> [Given exercise]:
Look for "کہیں" in the listing below. Gather each line that contains it.

Data records
================

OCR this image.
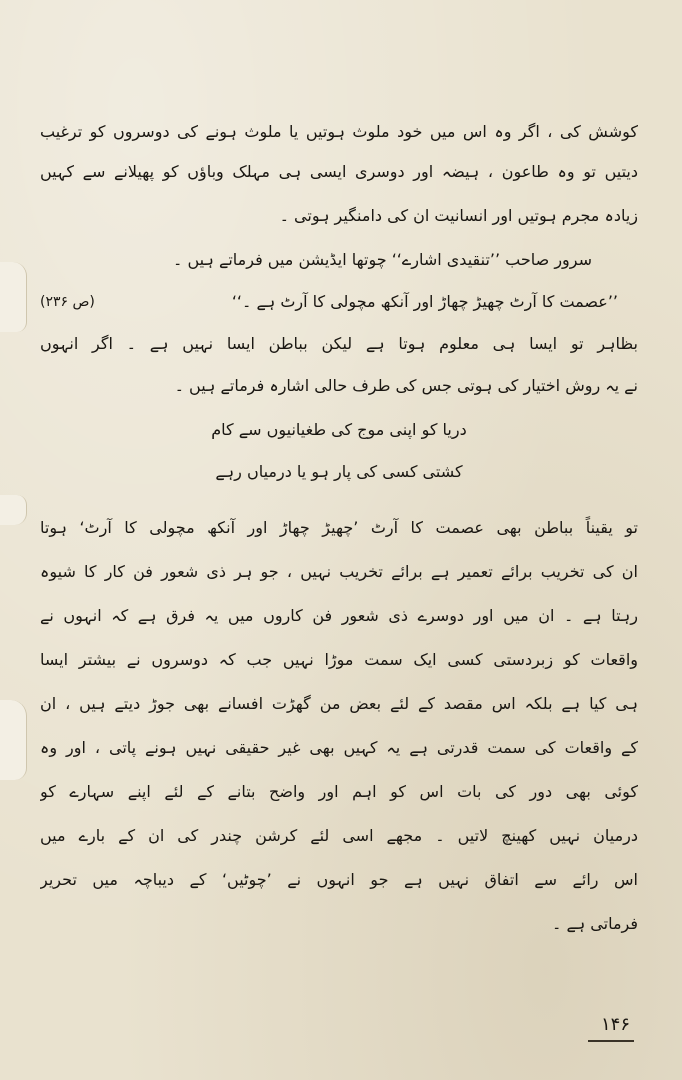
کوشش کی ، اگر وہ اس میں خود ملوث ہوتیں یا ملوث ہونے کی دوسروں کو ترغیب
دیتیں تو وہ طاعون ، ہیضہ اور دوسری ایسی ہی مہلک وباؤں کو پھیلانے سے کہیں
زیادہ مجرم ہوتیں اور انسانیت ان کی دامنگیر ہوتی ۔
سرور صاحب ’’تنقیدی اشارے‘‘ چوتھا ایڈیشن میں فرماتے ہیں ۔
’’عصمت کا آرٹ چھیڑ چھاڑ اور آنکھ مچولی کا آرٹ ہے ۔‘‘
(ص ۲۳۶)
بظاہر تو ایسا ہی معلوم ہوتا ہے لیکن بباطن ایسا نہیں ہے ۔ اگر انہوں
نے یہ روش اختیار کی ہوتی جس کی طرف حالی اشارہ فرماتے ہیں ۔
دریا کو اپنی موج کی طغیانیوں سے کام
کشتی کسی کی پار ہو یا درمیاں رہے
تو یقیناً بباطن بھی عصمت کا آرٹ ’چھیڑ چھاڑ اور آنکھ مچولی کا آرٹ‘ ہوتا
ان کی تخریب برائے تعمیر ہے برائے تخریب نہیں ، جو ہر ذی شعور فن کار کا شیوہ
رہتا ہے ۔ ان میں اور دوسرے ذی شعور فن کاروں میں یہ فرق ہے کہ انہوں نے
واقعات کو زبردستی کسی ایک سمت موڑا نہیں جب کہ دوسروں نے بیشتر ایسا
ہی کیا ہے بلکہ اس مقصد کے لئے بعض من گھڑت افسانے بھی جوڑ دیتے ہیں ، ان
کے واقعات کی سمت قدرتی ہے یہ کہیں بھی غیر حقیقی نہیں ہونے پاتی ، اور وہ
کوئی بھی دور کی بات اس کو اہم اور واضح بتانے کے لئے اپنے سہارے کو
درمیان نہیں کھینچ لاتیں ۔ مجھے اسی لئے کرشن چندر کی ان کے بارے میں
اس رائے سے اتفاق نہیں ہے جو انہوں نے ’چوٹیں‘ کے دیباچہ میں تحریر
فرماتی ہے ۔
۱۴۶
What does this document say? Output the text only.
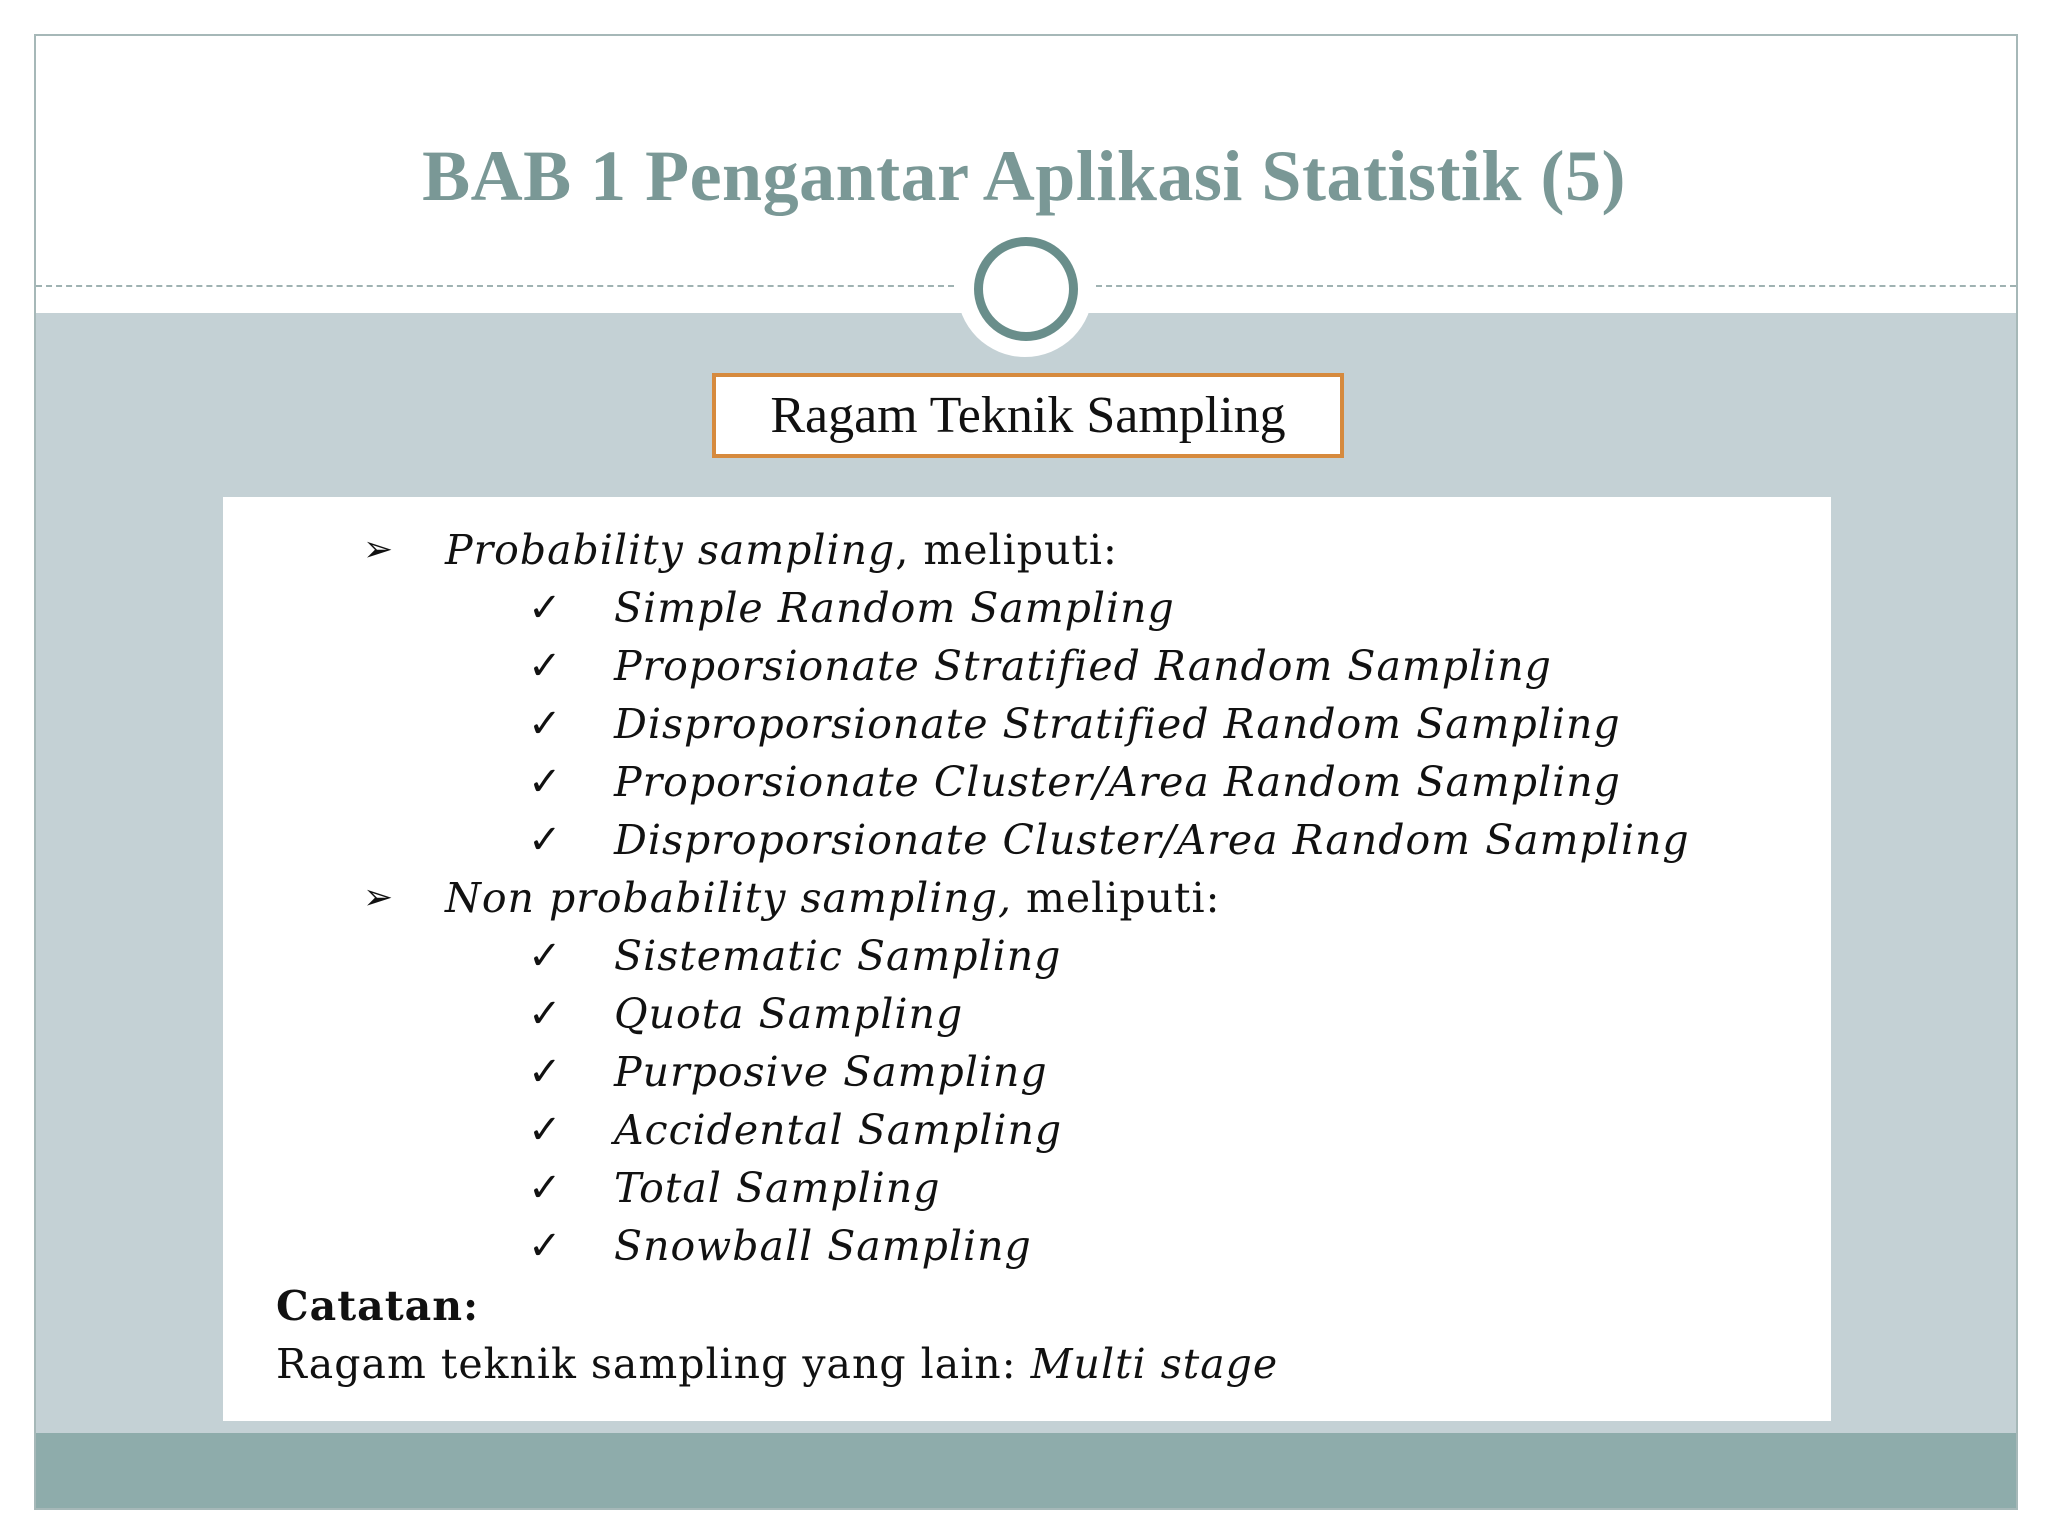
BAB 1 Pengantar Aplikasi Statistik (5)
Ragam Teknik Sampling
➢ Probability sampling, meliputi:
✓ Simple Random Sampling
✓ Proporsionate Stratified Random Sampling
✓ Disproporsionate Stratified Random Sampling
✓ Proporsionate Cluster/Area Random Sampling
✓ Disproporsionate Cluster/Area Random Sampling
➢ Non probability sampling, meliputi:
✓ Sistematic Sampling
✓ Quota Sampling
✓ Purposive Sampling
✓ Accidental Sampling
✓ Total Sampling
✓ Snowball Sampling
Catatan:
Ragam teknik sampling yang lain: Multi stage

================

> [Task output]:
دیتیں تو وہ طاعون ، ہیضہ اور دوسری ایسی ہی مہلک وباؤں کو پھیلانے سے کہیں
کے واقعات کی سمت قدرتی ہے یہ کہیں بھی غیر حقیقی نہیں ہونے پاتی ، اور وہ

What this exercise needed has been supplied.